- [Short problem]
Set every line down exactly, from the one that has "Read out every word on this page." through the final one, and keep the pictures out.

- [Extracted data]
········
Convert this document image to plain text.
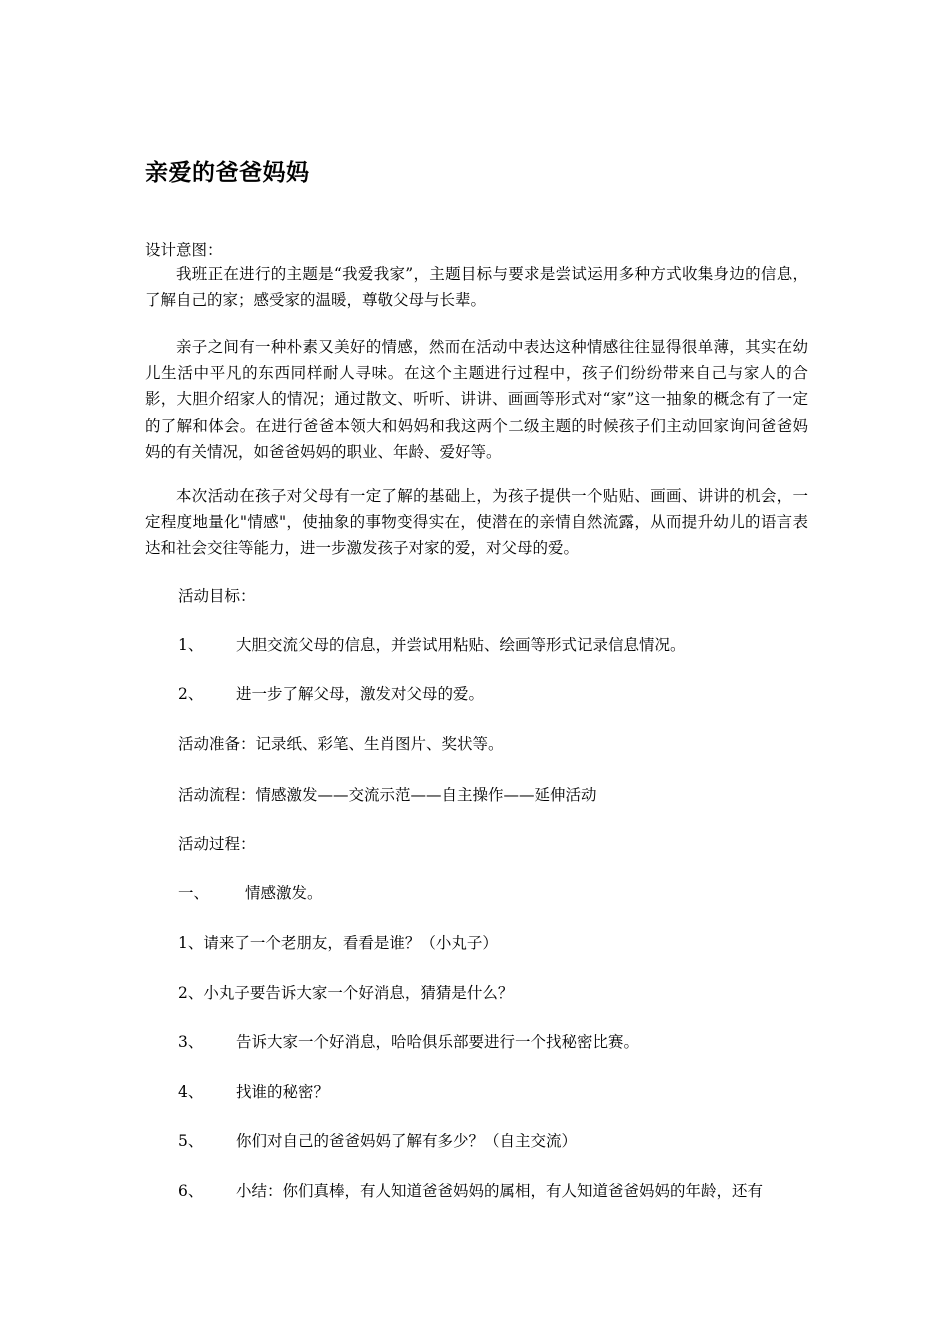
亲爱的爸爸妈妈
设计意图：
我班正在进行的主题是“我爱我家”，主题目标与要求是尝试运用多种方式收集身边的信息，了解自己的家；感受家的温暖，尊敬父母与长辈。
亲子之间有一种朴素又美好的情感，然而在活动中表达这种情感往往显得很单薄，其实在幼儿生活中平凡的东西同样耐人寻味。在这个主题进行过程中，孩子们纷纷带来自己与家人的合影，大胆介绍家人的情况；通过散文、听听、讲讲、画画等形式对“家”这一抽象的概念有了一定的了解和体会。在进行爸爸本领大和妈妈和我这两个二级主题的时候孩子们主动回家询问爸爸妈妈的有关情况，如爸爸妈妈的职业、年龄、爱好等。
本次活动在孩子对父母有一定了解的基础上，为孩子提供一个贴贴、画画、讲讲的机会，一定程度地量化"情感"，使抽象的事物变得实在，使潜在的亲情自然流露，从而提升幼儿的语言表达和社会交往等能力，进一步激发孩子对家的爱，对父母的爱。
活动目标：
1、 大胆交流父母的信息，并尝试用粘贴、绘画等形式记录信息情况。
2、 进一步了解父母，激发对父母的爱。
活动准备：记录纸、彩笔、生肖图片、奖状等。
活动流程：情感激发——交流示范——自主操作——延伸活动
活动过程：
一、 情感激发。
1、请来了一个老朋友，看看是谁？（小丸子）
2、小丸子要告诉大家一个好消息，猜猜是什么？
3、 告诉大家一个好消息，哈哈俱乐部要进行一个找秘密比赛。
4、 找谁的秘密？
5、 你们对自己的爸爸妈妈了解有多少？（自主交流）
6、 小结：你们真棒，有人知道爸爸妈妈的属相，有人知道爸爸妈妈的年龄，还有
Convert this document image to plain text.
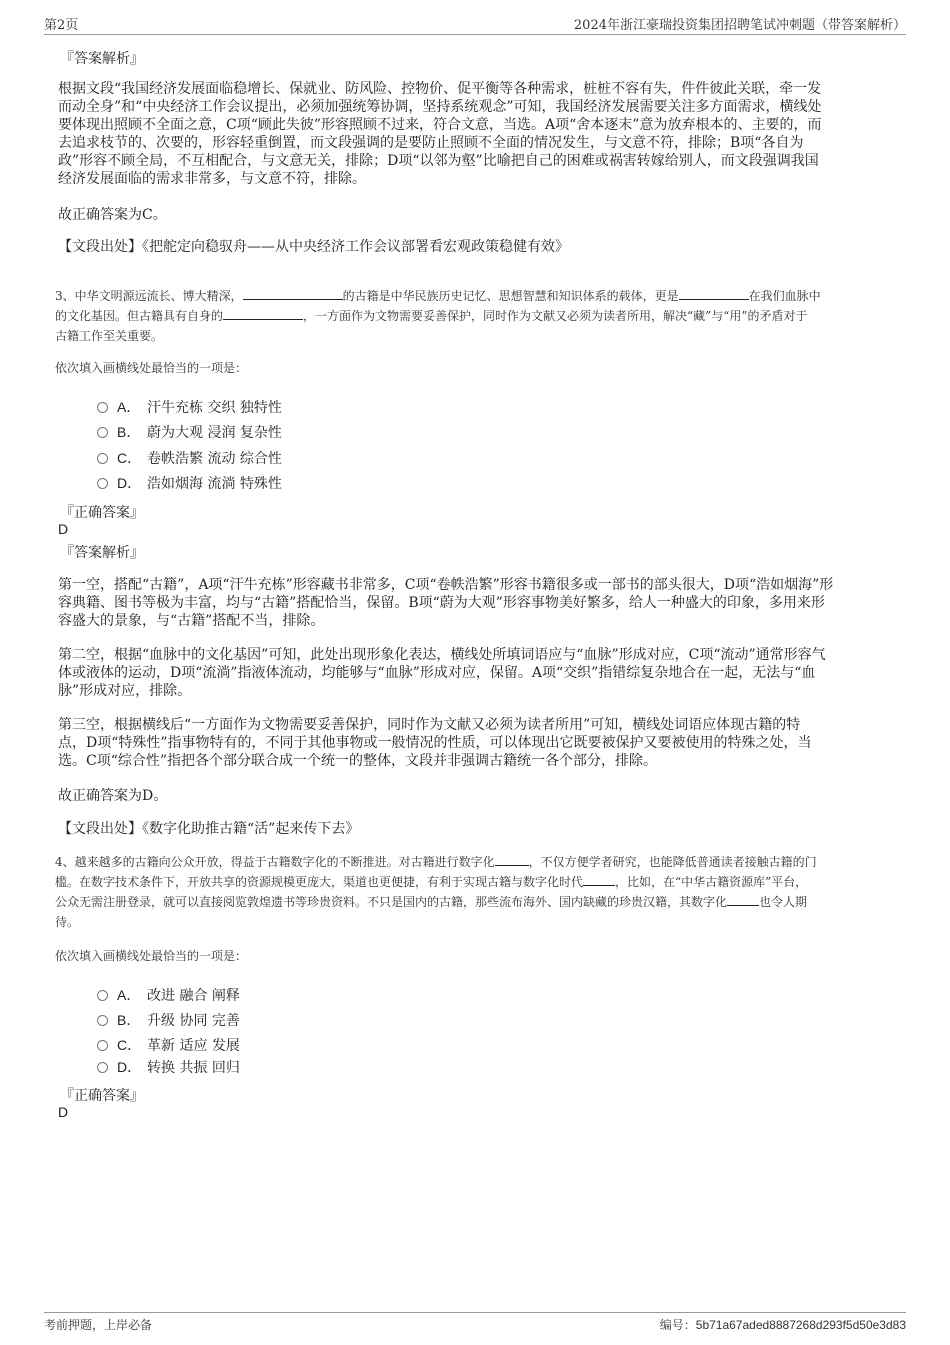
第2页	2024年浙江豪瑞投资集团招聘笔试冲刺题（带答案解析）
『答案解析』
根据文段“我国经济发展面临稳增长、保就业、防风险、控物价、促平衡等各种需求，桩桩不容有失，件件彼此关联，牵一发
而动全身”和“中央经济工作会议提出，必须加强统筹协调，坚持系统观念”可知，我国经济发展需要关注多方面需求，横线处
要体现出照顾不全面之意，C项“顾此失彼”形容照顾不过来，符合文意，当选。A项“舍本逐末”意为放弃根本的、主要的，而
去追求枝节的、次要的，形容轻重倒置，而文段强调的是要防止照顾不全面的情况发生，与文意不符，排除；B项“各自为
政”形容不顾全局，不互相配合，与文意无关，排除；D项“以邻为壑”比喻把自己的困难或祸害转嫁给别人，而文段强调我国
经济发展面临的需求非常多，与文意不符，排除。
故正确答案为C。
【文段出处】《把舵定向稳驭舟——从中央经济工作会议部署看宏观政策稳健有效》
3、中华文明源远流长、博大精深，	的古籍是中华民族历史记忆、思想智慧和知识体系的载体，更是	在我们血脉中
的文化基因。但古籍具有自身的	，一方面作为文物需要妥善保护，同时作为文献又必须为读者所用，解决“藏”与“用”的矛盾对于
古籍工作至关重要。
依次填入画横线处最恰当的一项是：
A． 汗牛充栋 交织 独特性
B． 蔚为大观 浸润 复杂性
C． 卷帙浩繁 流动 综合性
D． 浩如烟海 流淌 特殊性
『正确答案』
D
『答案解析』
第一空，搭配“古籍”，A项“汗牛充栋”形容藏书非常多，C项“卷帙浩繁”形容书籍很多或一部书的部头很大，D项“浩如烟海”形
容典籍、图书等极为丰富，均与“古籍”搭配恰当，保留。B项“蔚为大观”形容事物美好繁多，给人一种盛大的印象，多用来形
容盛大的景象，与“古籍”搭配不当，排除。
第二空，根据“血脉中的文化基因”可知，此处出现形象化表达，横线处所填词语应与“血脉”形成对应，C项“流动”通常形容气
体或液体的运动，D项“流淌”指液体流动，均能够与“血脉”形成对应，保留。A项“交织”指错综复杂地合在一起，无法与“血
脉”形成对应，排除。
第三空，根据横线后“一方面作为文物需要妥善保护，同时作为文献又必须为读者所用”可知，横线处词语应体现古籍的特
点，D项“特殊性”指事物特有的，不同于其他事物或一般情况的性质，可以体现出它既要被保护又要被使用的特殊之处，当
选。C项“综合性”指把各个部分联合成一个统一的整体，文段并非强调古籍统一各个部分，排除。
故正确答案为D。
【文段出处】《数字化助推古籍“活”起来传下去》
4、越来越多的古籍向公众开放，得益于古籍数字化的不断推进。对古籍进行数字化	，不仅方便学者研究，也能降低普通读者接触古籍的门
槛。在数字技术条件下，开放共享的资源规模更庞大，渠道也更便捷，有利于实现古籍与数字化时代	，比如，在“中华古籍资源库”平台，
公众无需注册登录，就可以直接阅览敦煌遗书等珍贵资料。不只是国内的古籍，那些流布海外、国内缺藏的珍贵汉籍，其数字化	也令人期
待。
依次填入画横线处最恰当的一项是：
A． 改进 融合 阐释
B． 升级 协同 完善
C． 革新 适应 发展
D． 转换 共振 回归
『正确答案』
D
考前押题，上岸必备	编号：5b71a67aded8887268d293f5d50e3d83
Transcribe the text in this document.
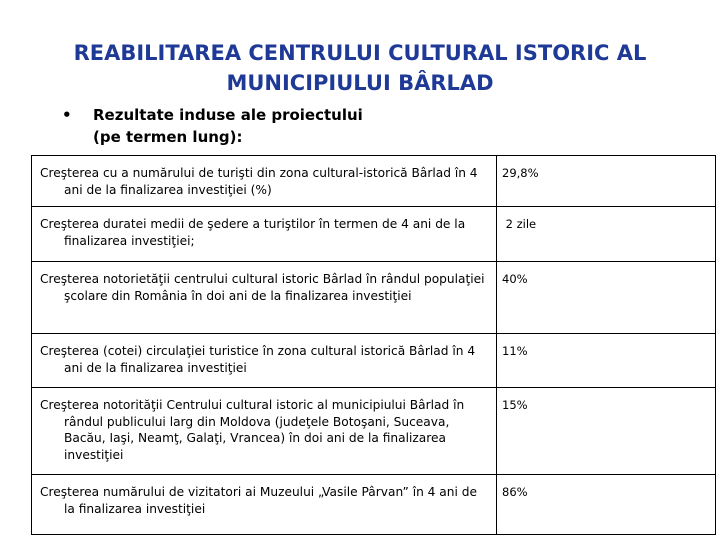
REABILITAREA CENTRULUI CULTURAL ISTORIC AL
MUNICIPIULUI BÂRLAD
• Rezultate induse ale proiectului
(pe termen lung):
Creşterea cu a numărului de turişti din zona cultural-istorică Bârlad în 4 ani de la finalizarea investiţiei (%)	29,8%

Creşterea duratei medii de şedere a turiştilor în termen de 4 ani de la finalizarea investiţiei;	2 zile

Creşterea notorietăţii centrului cultural istoric Bârlad în rândul populaţiei şcolare din România în doi ani de la finalizarea investiţiei	40%

Creşterea (cotei) circulaţiei turistice în zona cultural istorică Bârlad în 4 ani de la finalizarea investiţiei	11%

Creşterea notorităţii Centrului cultural istoric al municipiului Bârlad în rândul publicului larg din Moldova (judeţele Botoşani, Suceava, Bacău, Iaşi, Neamţ, Galaţi, Vrancea) în doi ani de la finalizarea investiţiei	15%

Creşterea numărului de vizitatori ai Muzeului „Vasile Pârvan” în 4 ani de la finalizarea investiţiei	86%
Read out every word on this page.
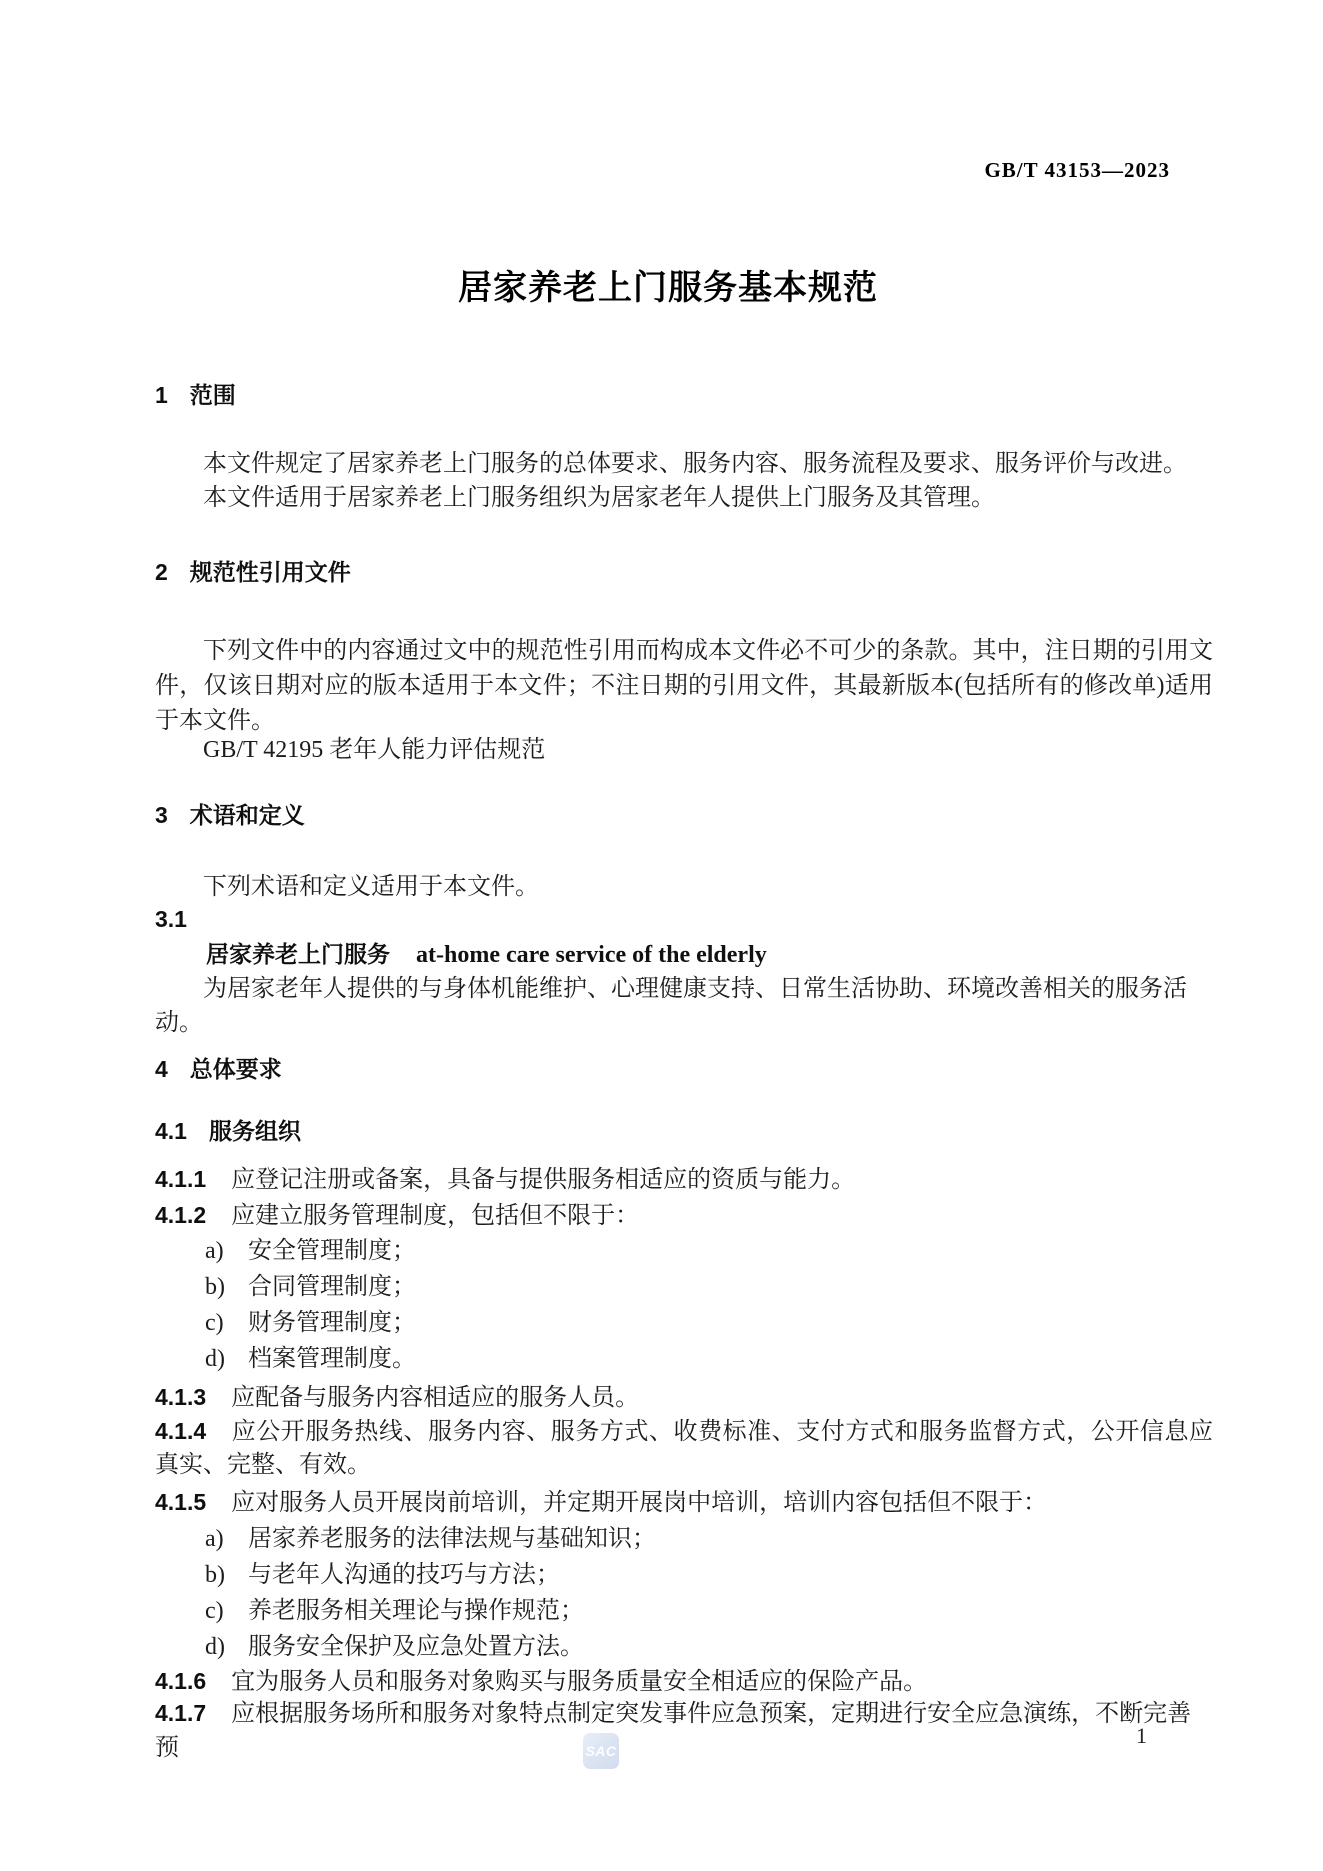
GB/T 43153—2023

居家养老上门服务基本规范
1 范围

本文件规定了居家养老上门服务的总体要求、服务内容、服务流程及要求、服务评价与改进。

本文件适用于居家养老上门服务组织为居家老年人提供上门服务及其管理。

2 规范性引用文件

下列文件中的内容通过文中的规范性引用而构成本文件必不可少的条款。其中，注日期的引用文件，仅该日期对应的版本适用于本文件；不注日期的引用文件，其最新版本(包括所有的修改单)适用于本文件。

GB/T 42195 老年人能力评估规范

3 术语和定义

下列术语和定义适用于本文件。

3.1

居家养老上门服务 at-home care service of the elderly

为居家老年人提供的与身体机能维护、心理健康支持、日常生活协助、环境改善相关的服务活动。

4 总体要求
4.1 服务组织

4.1.1 应登记注册或备案，具备与提供服务相适应的资质与能力。

4.1.2 应建立服务管理制度，包括但不限于：

a) 安全管理制度；

b) 合同管理制度；

c) 财务管理制度；

d) 档案管理制度。

4.1.3 应配备与服务内容相适应的服务人员。

4.1.4 应公开服务热线、服务内容、服务方式、收费标准、支付方式和服务监督方式，公开信息应真实、完整、有效。

4.1.5 应对服务人员开展岗前培训，并定期开展岗中培训，培训内容包括但不限于：

a) 居家养老服务的法律法规与基础知识；

b) 与老年人沟通的技巧与方法；

c) 养老服务相关理论与操作规范；

d) 服务安全保护及应急处置方法。

4.1.6 宜为服务人员和服务对象购买与服务质量安全相适应的保险产品。

4.1.7 应根据服务场所和服务对象特点制定突发事件应急预案，定期进行安全应急演练，不断完善预	SAC

1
········
- [Solution for this task]
Read out every word on this page.
GB/T 43153—2023

居家养老上门服务基本规范
1 范围

本文件规定了居家养老上门服务的总体要求、服务内容、服务流程及要求、服务评价与改进。

本文件适用于居家养老上门服务组织为居家老年人提供上门服务及其管理。

2 规范性引用文件

下列文件中的内容通过文中的规范性引用而构成本文件必不可少的条款。其中，注日期的引用文件，仅该日期对应的版本适用于本文件；不注日期的引用文件，其最新版本(包括所有的修改单)适用于本文件。

GB/T 42195 老年人能力评估规范

3 术语和定义

下列术语和定义适用于本文件。

3.1

居家养老上门服务 at-home care service of the elderly

为居家老年人提供的与身体机能维护、心理健康支持、日常生活协助、环境改善相关的服务活动。

4 总体要求
4.1 服务组织

4.1.1 应登记注册或备案，具备与提供服务相适应的资质与能力。

4.1.2 应建立服务管理制度，包括但不限于：

a) 安全管理制度；

b) 合同管理制度；

c) 财务管理制度；

d) 档案管理制度。

4.1.3 应配备与服务内容相适应的服务人员。

4.1.4 应公开服务热线、服务内容、服务方式、收费标准、支付方式和服务监督方式，公开信息应真实、完整、有效。

4.1.5 应对服务人员开展岗前培训，并定期开展岗中培训，培训内容包括但不限于：

a) 居家养老服务的法律法规与基础知识；

b) 与老年人沟通的技巧与方法；

c) 养老服务相关理论与操作规范；

d) 服务安全保护及应急处置方法。

4.1.6 宜为服务人员和服务对象购买与服务质量安全相适应的保险产品。

4.1.7 应根据服务场所和服务对象特点制定突发事件应急预案，定期进行安全应急演练，不断完善预	SAC

1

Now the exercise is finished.